Return each entry exactly, omitting nothing.

> _Information supplied_:
------------------------------

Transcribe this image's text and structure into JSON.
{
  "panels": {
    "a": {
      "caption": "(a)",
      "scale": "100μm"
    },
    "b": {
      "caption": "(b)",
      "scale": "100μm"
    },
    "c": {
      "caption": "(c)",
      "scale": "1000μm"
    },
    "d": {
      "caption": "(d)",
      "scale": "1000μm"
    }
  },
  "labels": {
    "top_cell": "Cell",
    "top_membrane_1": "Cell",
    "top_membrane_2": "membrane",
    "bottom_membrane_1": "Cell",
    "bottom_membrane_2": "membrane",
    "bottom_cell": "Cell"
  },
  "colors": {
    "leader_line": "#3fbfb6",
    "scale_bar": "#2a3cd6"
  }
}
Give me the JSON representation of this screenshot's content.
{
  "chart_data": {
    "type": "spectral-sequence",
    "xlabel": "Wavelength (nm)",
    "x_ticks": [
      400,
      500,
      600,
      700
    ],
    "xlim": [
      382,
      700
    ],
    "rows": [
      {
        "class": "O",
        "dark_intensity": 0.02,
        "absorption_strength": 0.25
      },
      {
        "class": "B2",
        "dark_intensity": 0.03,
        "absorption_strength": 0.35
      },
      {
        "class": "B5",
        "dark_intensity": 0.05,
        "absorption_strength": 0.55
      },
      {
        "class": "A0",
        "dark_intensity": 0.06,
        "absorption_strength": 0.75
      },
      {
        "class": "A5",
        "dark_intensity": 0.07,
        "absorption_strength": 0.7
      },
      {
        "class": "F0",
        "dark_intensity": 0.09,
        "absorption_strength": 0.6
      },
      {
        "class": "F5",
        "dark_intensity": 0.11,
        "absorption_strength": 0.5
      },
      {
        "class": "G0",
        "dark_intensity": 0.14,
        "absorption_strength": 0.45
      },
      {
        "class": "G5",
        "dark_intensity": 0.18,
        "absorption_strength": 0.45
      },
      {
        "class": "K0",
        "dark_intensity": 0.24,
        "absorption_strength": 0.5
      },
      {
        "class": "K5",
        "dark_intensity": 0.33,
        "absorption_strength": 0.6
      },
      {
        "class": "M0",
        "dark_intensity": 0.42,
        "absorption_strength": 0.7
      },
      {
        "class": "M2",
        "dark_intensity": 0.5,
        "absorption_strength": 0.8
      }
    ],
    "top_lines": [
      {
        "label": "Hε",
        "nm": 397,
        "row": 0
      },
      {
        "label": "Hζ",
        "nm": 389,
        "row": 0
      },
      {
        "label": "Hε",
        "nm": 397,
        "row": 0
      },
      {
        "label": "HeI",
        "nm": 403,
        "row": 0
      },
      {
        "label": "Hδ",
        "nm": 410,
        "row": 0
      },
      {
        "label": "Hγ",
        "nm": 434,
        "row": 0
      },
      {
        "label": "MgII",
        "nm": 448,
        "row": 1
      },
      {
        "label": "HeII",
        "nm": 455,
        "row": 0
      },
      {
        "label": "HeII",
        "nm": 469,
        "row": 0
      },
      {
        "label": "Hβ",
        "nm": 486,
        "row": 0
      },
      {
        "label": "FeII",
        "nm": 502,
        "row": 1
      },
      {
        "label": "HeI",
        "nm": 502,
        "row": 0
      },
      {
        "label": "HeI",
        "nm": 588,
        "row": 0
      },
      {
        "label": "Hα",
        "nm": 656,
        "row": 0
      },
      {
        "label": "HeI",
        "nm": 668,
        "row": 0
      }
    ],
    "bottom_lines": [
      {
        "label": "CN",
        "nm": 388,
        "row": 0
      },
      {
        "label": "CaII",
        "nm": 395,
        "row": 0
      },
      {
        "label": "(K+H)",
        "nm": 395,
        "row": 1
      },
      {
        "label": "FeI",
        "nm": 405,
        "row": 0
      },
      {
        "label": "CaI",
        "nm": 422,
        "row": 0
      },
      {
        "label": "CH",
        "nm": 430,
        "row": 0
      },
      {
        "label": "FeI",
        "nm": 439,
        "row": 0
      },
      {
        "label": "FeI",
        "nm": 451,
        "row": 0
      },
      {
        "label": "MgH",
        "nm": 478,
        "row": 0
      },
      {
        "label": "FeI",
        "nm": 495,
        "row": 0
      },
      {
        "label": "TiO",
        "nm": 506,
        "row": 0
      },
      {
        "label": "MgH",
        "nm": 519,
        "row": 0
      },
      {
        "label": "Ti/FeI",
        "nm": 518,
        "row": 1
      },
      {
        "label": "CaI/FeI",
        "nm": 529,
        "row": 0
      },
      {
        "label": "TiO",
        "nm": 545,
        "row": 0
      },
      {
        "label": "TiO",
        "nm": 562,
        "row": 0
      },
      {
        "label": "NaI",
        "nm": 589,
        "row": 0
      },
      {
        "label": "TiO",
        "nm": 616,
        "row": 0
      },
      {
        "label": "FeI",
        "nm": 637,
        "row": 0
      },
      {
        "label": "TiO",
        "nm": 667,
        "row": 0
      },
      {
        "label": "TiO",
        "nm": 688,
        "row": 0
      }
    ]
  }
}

------------------------------

> _Answer for the task_:
Transcribe this image's text and structure into JSON.
{
  "panels": {
    "a": {
      "caption": "(a)",
      "scale": "100μm"
    },
    "b": {
      "caption": "(b)",
      "scale": "100μm"
    },
    "c": {
      "caption": "(c)",
      "scale": "1000μm"
    },
    "d": {
      "caption": "(d)",
      "scale": "1000μm"
    }
  },
  "labels": {
    "top_cell": "Cell",
    "top_membrane_1": "Cell",
    "top_membrane_2": "membrane",
    "bottom_membrane_1": "Cell",
    "bottom_membrane_2": "membrane",
    "bottom_cell": "Cell"
  },
  "colors": {
    "leader_line": "#3fbfb6",
    "scale_bar": "#2a3cd6"
  }
}
Give me the JSON representation of this screenshot's content.
{
  "chart_data": {
    "type": "spectral-sequence",
    "xlabel": "Wavelength (nm)",
    "x_ticks": [
      400,
      500,
      600,
      700
    ],
    "xlim": [
      382,
      700
    ],
    "rows": [
      {
        "class": "O",
        "dark_intensity": 0.02,
        "absorption_strength": 0.25
      },
      {
        "class": "B2",
        "dark_intensity": 0.03,
        "absorption_strength": 0.35
      },
      {
        "class": "B5",
        "dark_intensity": 0.05,
        "absorption_strength": 0.55
      },
      {
        "class": "A0",
        "dark_intensity": 0.06,
        "absorption_strength": 0.75
      },
      {
        "class": "A5",
        "dark_intensity": 0.07,
        "absorption_strength": 0.7
      },
      {
        "class": "F0",
        "dark_intensity": 0.09,
        "absorption_strength": 0.6
      },
      {
        "class": "F5",
        "dark_intensity": 0.11,
        "absorption_strength": 0.5
      },
      {
        "class": "G0",
        "dark_intensity": 0.14,
        "absorption_strength": 0.45
      },
      {
        "class": "G5",
        "dark_intensity": 0.18,
        "absorption_strength": 0.45
      },
      {
        "class": "K0",
        "dark_intensity": 0.24,
        "absorption_strength": 0.5
      },
      {
        "class": "K5",
        "dark_intensity": 0.33,
        "absorption_strength": 0.6
      },
      {
        "class": "M0",
        "dark_intensity": 0.42,
        "absorption_strength": 0.7
      },
      {
        "class": "M2",
        "dark_intensity": 0.5,
        "absorption_strength": 0.8
      }
    ],
    "top_lines": [
      {
        "label": "Hε",
        "nm": 397,
        "row": 0
      },
      {
        "label": "Hζ",
        "nm": 389,
        "row": 0
      },
      {
        "label": "Hε",
        "nm": 397,
        "row": 0
      },
      {
        "label": "HeI",
        "nm": 403,
        "row": 0
      },
      {
        "label": "Hδ",
        "nm": 410,
        "row": 0
      },
      {
        "label": "Hγ",
        "nm": 434,
        "row": 0
      },
      {
        "label": "MgII",
        "nm": 448,
        "row": 1
      },
      {
        "label": "HeII",
        "nm": 455,
        "row": 0
      },
      {
        "label": "HeII",
        "nm": 469,
        "row": 0
      },
      {
        "label": "Hβ",
        "nm": 486,
        "row": 0
      },
      {
        "label": "FeII",
        "nm": 502,
        "row": 1
      },
      {
        "label": "HeI",
        "nm": 502,
        "row": 0
      },
      {
        "label": "HeI",
        "nm": 588,
        "row": 0
      },
      {
        "label": "Hα",
        "nm": 656,
        "row": 0
      },
      {
        "label": "HeI",
        "nm": 668,
        "row": 0
      }
    ],
    "bottom_lines": [
      {
        "label": "CN",
        "nm": 388,
        "row": 0
      },
      {
        "label": "CaII",
        "nm": 395,
        "row": 0
      },
      {
        "label": "(K+H)",
        "nm": 395,
        "row": 1
      },
      {
        "label": "FeI",
        "nm": 405,
        "row": 0
      },
      {
        "label": "CaI",
        "nm": 422,
        "row": 0
      },
      {
        "label": "CH",
        "nm": 430,
        "row": 0
      },
      {
        "label": "FeI",
        "nm": 439,
        "row": 0
      },
      {
        "label": "FeI",
        "nm": 451,
        "row": 0
      },
      {
        "label": "MgH",
        "nm": 478,
        "row": 0
      },
      {
        "label": "FeI",
        "nm": 495,
        "row": 0
      },
      {
        "label": "TiO",
        "nm": 506,
        "row": 0
      },
      {
        "label": "MgH",
        "nm": 519,
        "row": 0
      },
      {
        "label": "Ti/FeI",
        "nm": 518,
        "row": 1
      },
      {
        "label": "CaI/FeI",
        "nm": 529,
        "row": 0
      },
      {
        "label": "TiO",
        "nm": 545,
        "row": 0
      },
      {
        "label": "TiO",
        "nm": 562,
        "row": 0
      },
      {
        "label": "NaI",
        "nm": 589,
        "row": 0
      },
      {
        "label": "TiO",
        "nm": 616,
        "row": 0
      },
      {
        "label": "FeI",
        "nm": 637,
        "row": 0
      },
      {
        "label": "TiO",
        "nm": 667,
        "row": 0
      },
      {
        "label": "TiO",
        "nm": 688,
        "row": 0
      }
    ]
  }
}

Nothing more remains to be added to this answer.